Collect every line in the records below that contains the word "document".

........

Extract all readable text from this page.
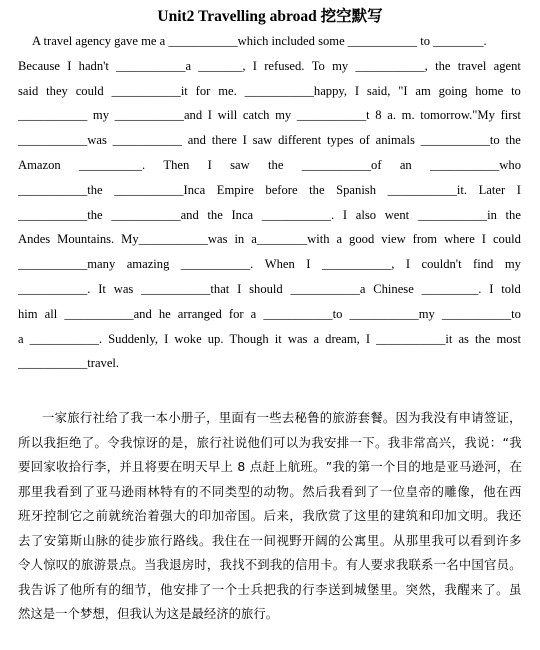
Unit2 Travelling abroad 挖空默写
A travel agency gave me a ___________which included some ___________ to ________.
Because I hadn't ___________a _______, I refused. To my ___________, the travel agent
said they could ___________it for me. ___________happy, I said, "I am going home to
___________ my ___________and I will catch my ___________t 8 a. m. tomorrow."My first
___________was ___________ and there I saw different types of animals ___________to the
Amazon __________. Then I saw the ___________of an ___________who
___________the ___________Inca Empire before the Spanish ___________it. Later I
___________the ___________and the Inca ___________. I also went ___________in the
Andes Mountains. My___________was in a________with a good view from where I could
___________many amazing ___________. When I ___________, I couldn't find my
___________. It was ___________that I should ___________a Chinese _________. I told
him all ___________and he arranged for a ___________to ___________my ___________to
a ___________. Suddenly, I woke up. Though it was a dream, I ___________it as the most
___________travel.
一 家 旅 行 社 给 了 我 一 本 小 册 子 ， 里 面 有 一 些 去 秘 鲁 的 旅 游 套 餐 。 因 为 我 没 有 申 请 签 证 ，
所 以 我 拒 绝 了 。 令 我 惊 讶 的 是 ， 旅 行 社 说 他 们 可 以 为 我 安 排 一 下 。 我 非 常 高 兴 ， 我 说 ： “ 我
要 回 家 收 拾 行 李 ， 并 且 将 要 在 明 天 早 上
8
点 赶 上 航 班 。 ” 我 的 第 一 个 目 的 地 是 亚 马 逊 河 ， 在
那 里 我 看 到 了 亚 马 逊 雨 林 特 有 的 不 同 类 型 的 动 物 。 然 后 我 看 到 了 一 位 皇 帝 的 雕 像 ， 他 在 西
班 牙 控 制 它 之 前 就 统 治 着 强 大 的 印 加 帝 国 。 后 来 ， 我 欣 赏 了 这 里 的 建 筑 和 印 加 文 明 。 我 还
去 了 安 第 斯 山 脉 的 徒 步 旅 行 路 线 。 我 住 在 一 间 视 野 开 阔 的 公 寓 里 。 从 那 里 我 可 以 看 到 许 多
令 人 惊 叹 的 旅 游 景 点 。 当 我 退 房 时 ， 我 找 不 到 我 的 信 用 卡 。 有 人 要 求 我 联 系 一 名 中 国 官 员 。
我 告 诉 了 他 所 有 的 细 节 ， 他 安 排 了 一 个 士 兵 把 我 的 行 李 送 到 城 堡 里 。 突 然 ， 我 醒 来 了 。 虽
然这是一个梦想，但我认为这是最经济的旅行。
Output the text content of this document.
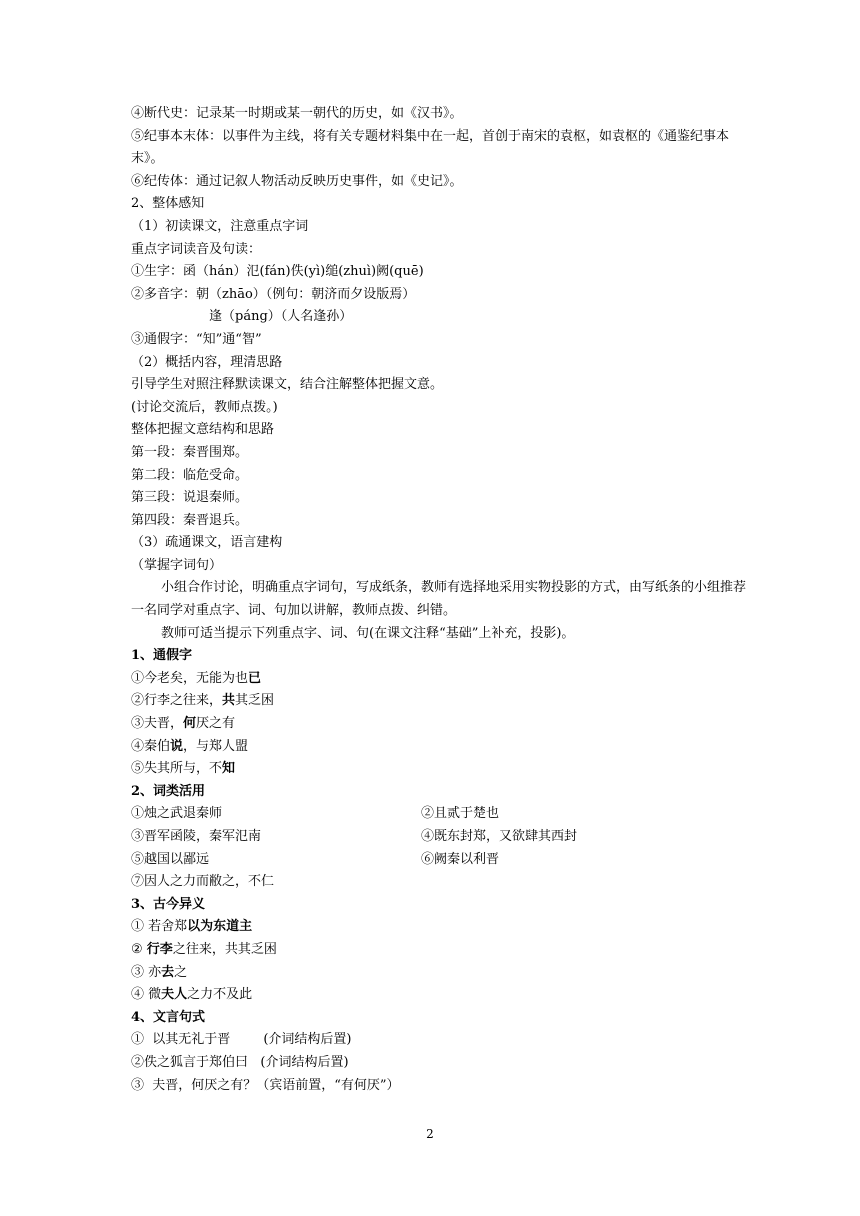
④断代史：记录某一时期或某一朝代的历史，如《汉书》。
⑤纪事本末体：以事件为主线，将有关专题材料集中在一起，首创于南宋的袁枢，如袁枢的《通鉴纪事本末》。
⑥纪传体：通过记叙人物活动反映历史事件，如《史记》。
2、整体感知
（1）初读课文，注意重点字词
重点字词读音及句读：
①生字：函（hán）氾(fán)佚(yì)缒(zhuì)阙(quē)
②多音字：朝（zhāo）（例句：朝济而夕设版焉）
逢（páng）（人名逢孙）
③通假字：“知”通“智”
（2）概括内容，理清思路
引导学生对照注释默读课文，结合注解整体把握文意。
(讨论交流后，教师点拨。)
整体把握文意结构和思路
第一段：秦晋围郑。
第二段：临危受命。
第三段：说退秦师。
第四段：秦晋退兵。
（3）疏通课文，语言建构
（掌握字词句）
小组合作讨论，明确重点字词句，写成纸条，教师有选择地采用实物投影的方式，由写纸条的小组推荐一名同学对重点字、词、句加以讲解，教师点拨、纠错。
教师可适当提示下列重点字、词、句(在课文注释“基础”上补充，投影)。
1、通假字
①今老矣，无能为也已
②行李之往来，共其乏困
③夫晋，何厌之有
④秦伯说，与郑人盟
⑤失其所与，不知
2、词类活用
①烛之武退秦师	②且贰于楚也
③晋军函陵，秦军氾南	④既东封郑，又欲肆其西封
⑤越国以鄙远	⑥阙秦以利晋
⑦因人之力而敝之，不仁
3、古今异义
① 若舍郑以为东道主
② 行李之往来，共其乏困
③ 亦去之
④ 微夫人之力不及此
4、文言句式
①  以其无礼于晋        (介词结构后置)
②佚之狐言于郑伯曰   (介词结构后置)
③  夫晋，何厌之有？（宾语前置，“有何厌”）
2
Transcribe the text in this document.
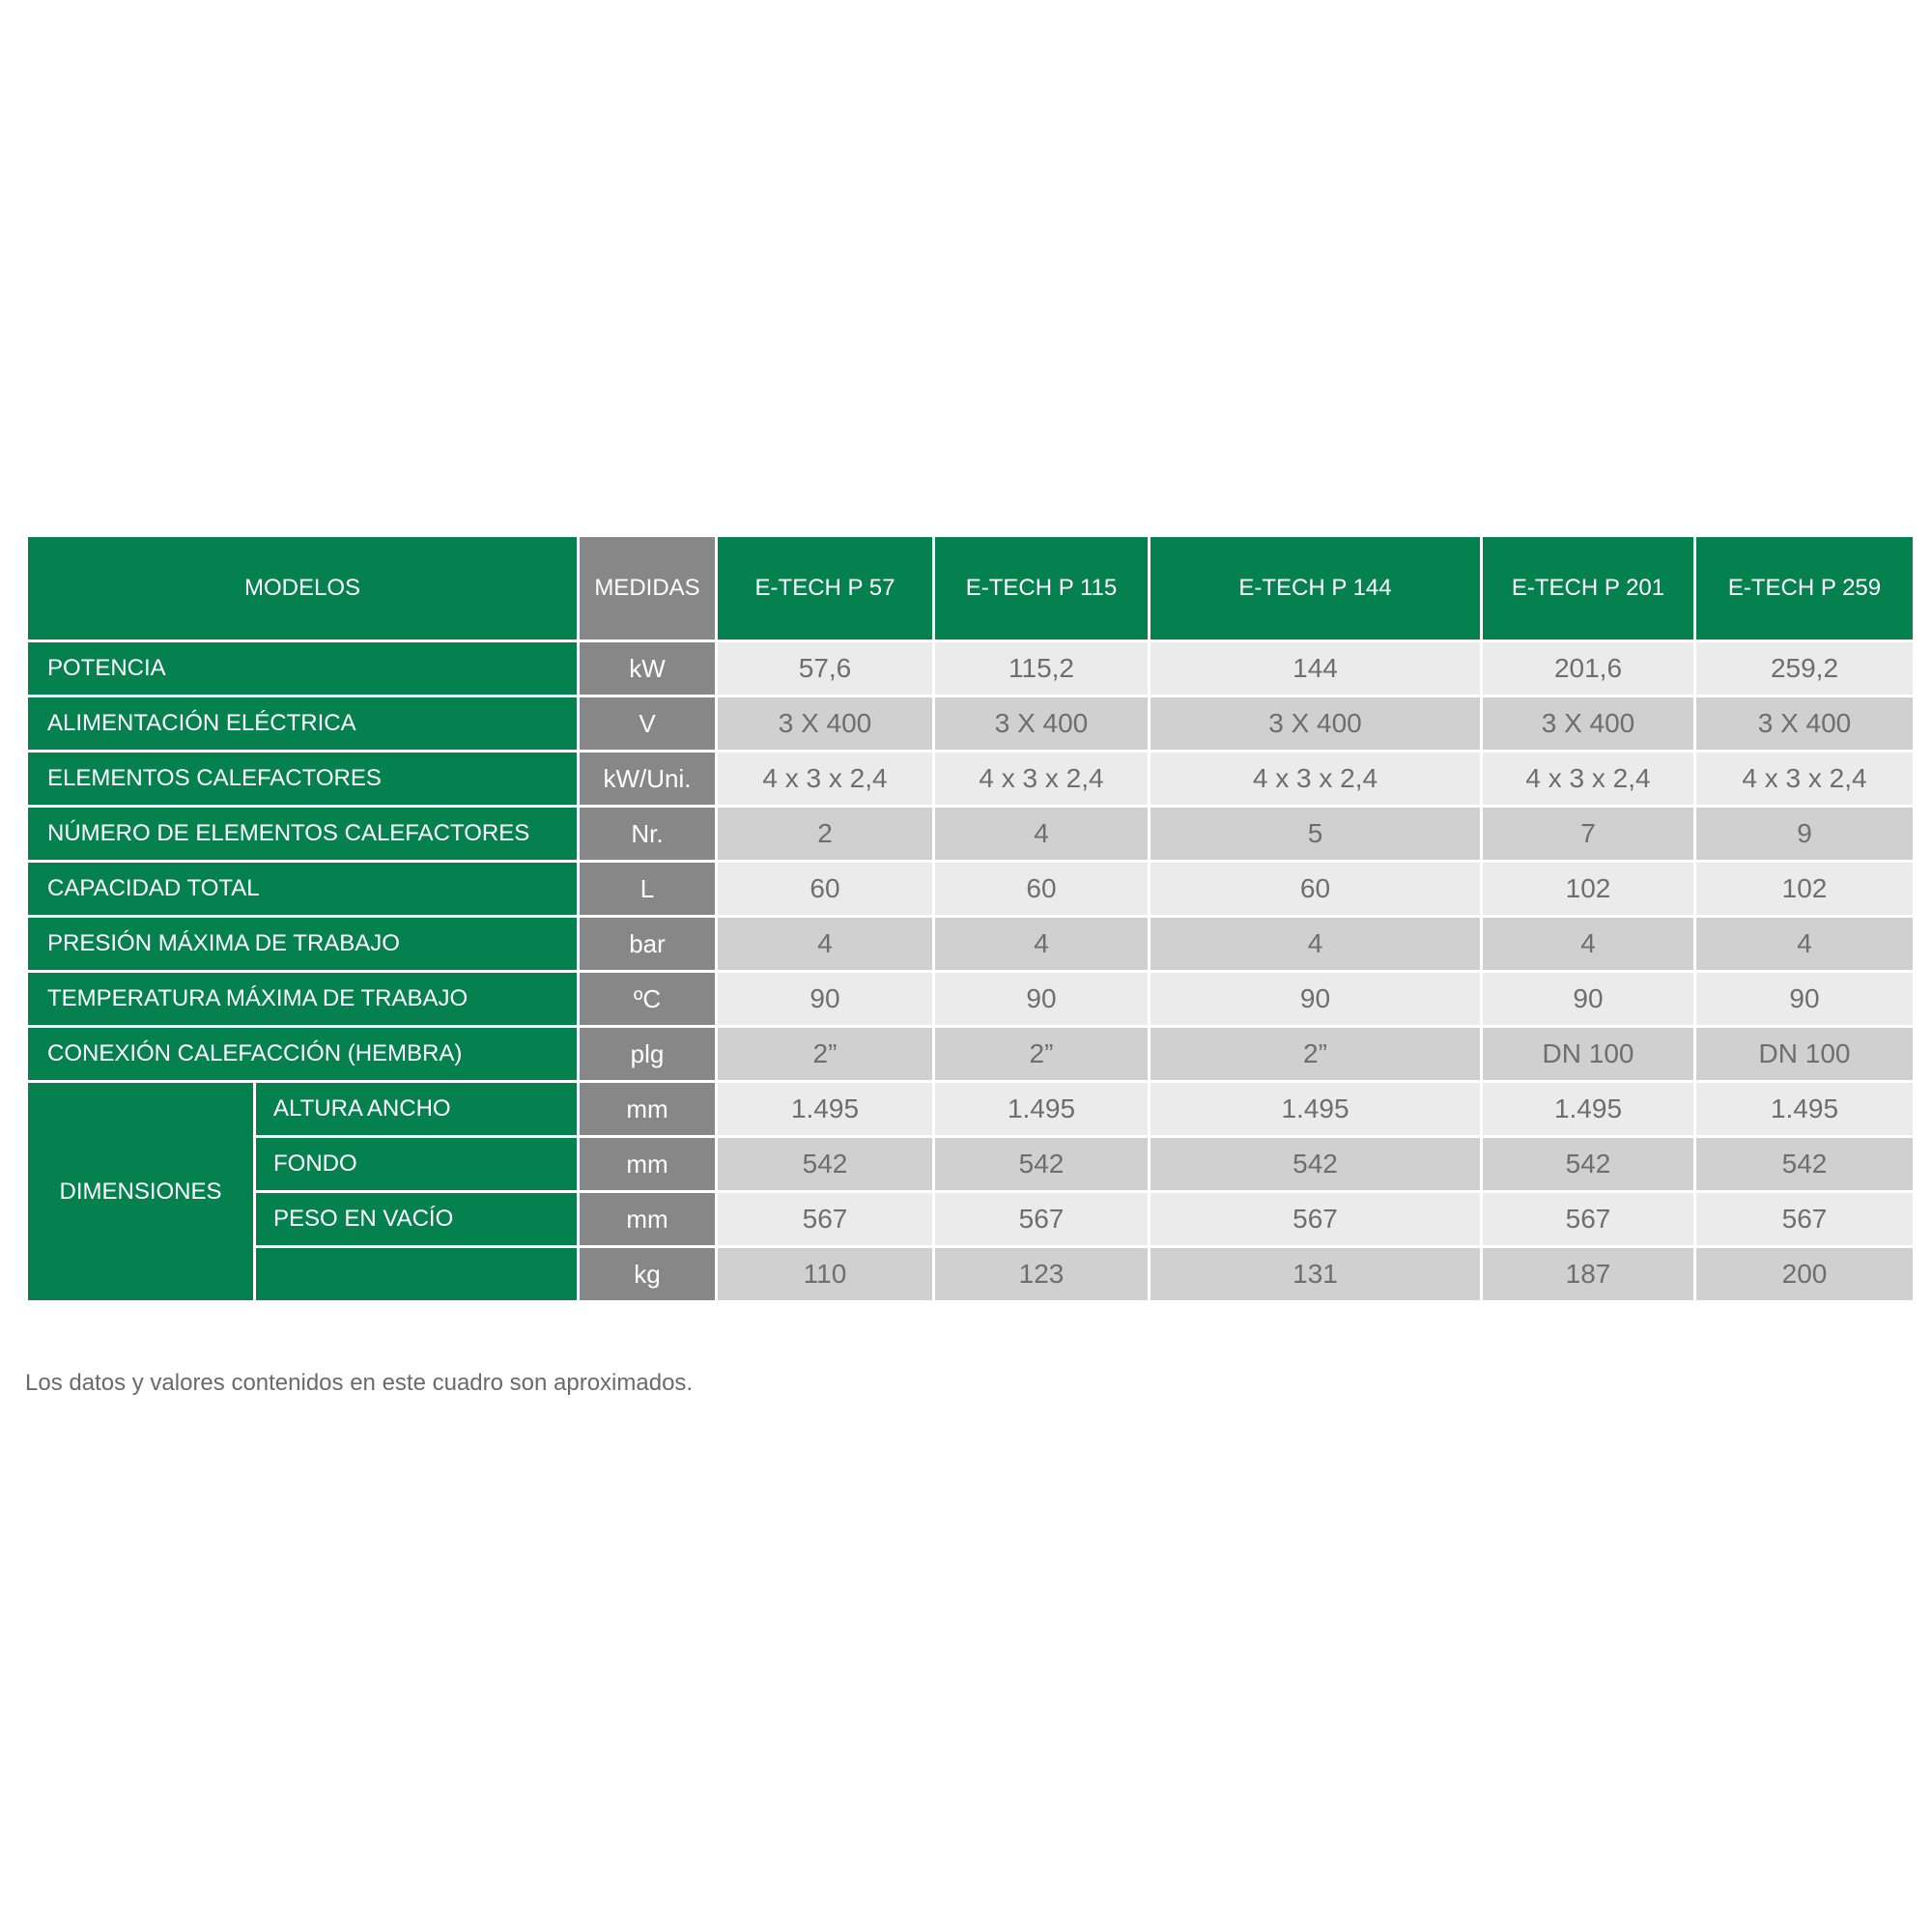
MODELOS		MEDIDAS	E-TECH P 57	E-TECH P 115	E-TECH P 144	E-TECH P 201	E-TECH P 259
POTENCIA		kW	57,6	115,2	144	201,6	259,2
ALIMENTACIÓN ELÉCTRICA		V	3 X 400	3 X 400	3 X 400	3 X 400	3 X 400
ELEMENTOS CALEFACTORES		kW/Uni.	4 x 3 x 2,4	4 x 3 x 2,4	4 x 3 x 2,4	4 x 3 x 2,4	4 x 3 x 2,4
NÚMERO DE ELEMENTOS CALEFACTORES		Nr.	2	4	5	7	9
CAPACIDAD TOTAL		L	60	60	60	102	102
PRESIÓN MÁXIMA DE TRABAJO		bar	4	4	4	4	4
TEMPERATURA MÁXIMA DE TRABAJO		ºC	90	90	90	90	90
CONEXIÓN CALEFACCIÓN (HEMBRA)		plg	2”	2”	2”	DN 100	DN 100
DIMENSIONES	ALTURA ANCHO	mm	1.495	1.495	1.495	1.495	1.495
	FONDO	mm	542	542	542	542	542
	PESO EN VACÍO	mm	567	567	567	567	567
		kg	110	123	131	187	200

Los datos y valores contenidos en este cuadro son aproximados.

........

The solution =>
Output the text content of this document.
Transcribe the text in this document.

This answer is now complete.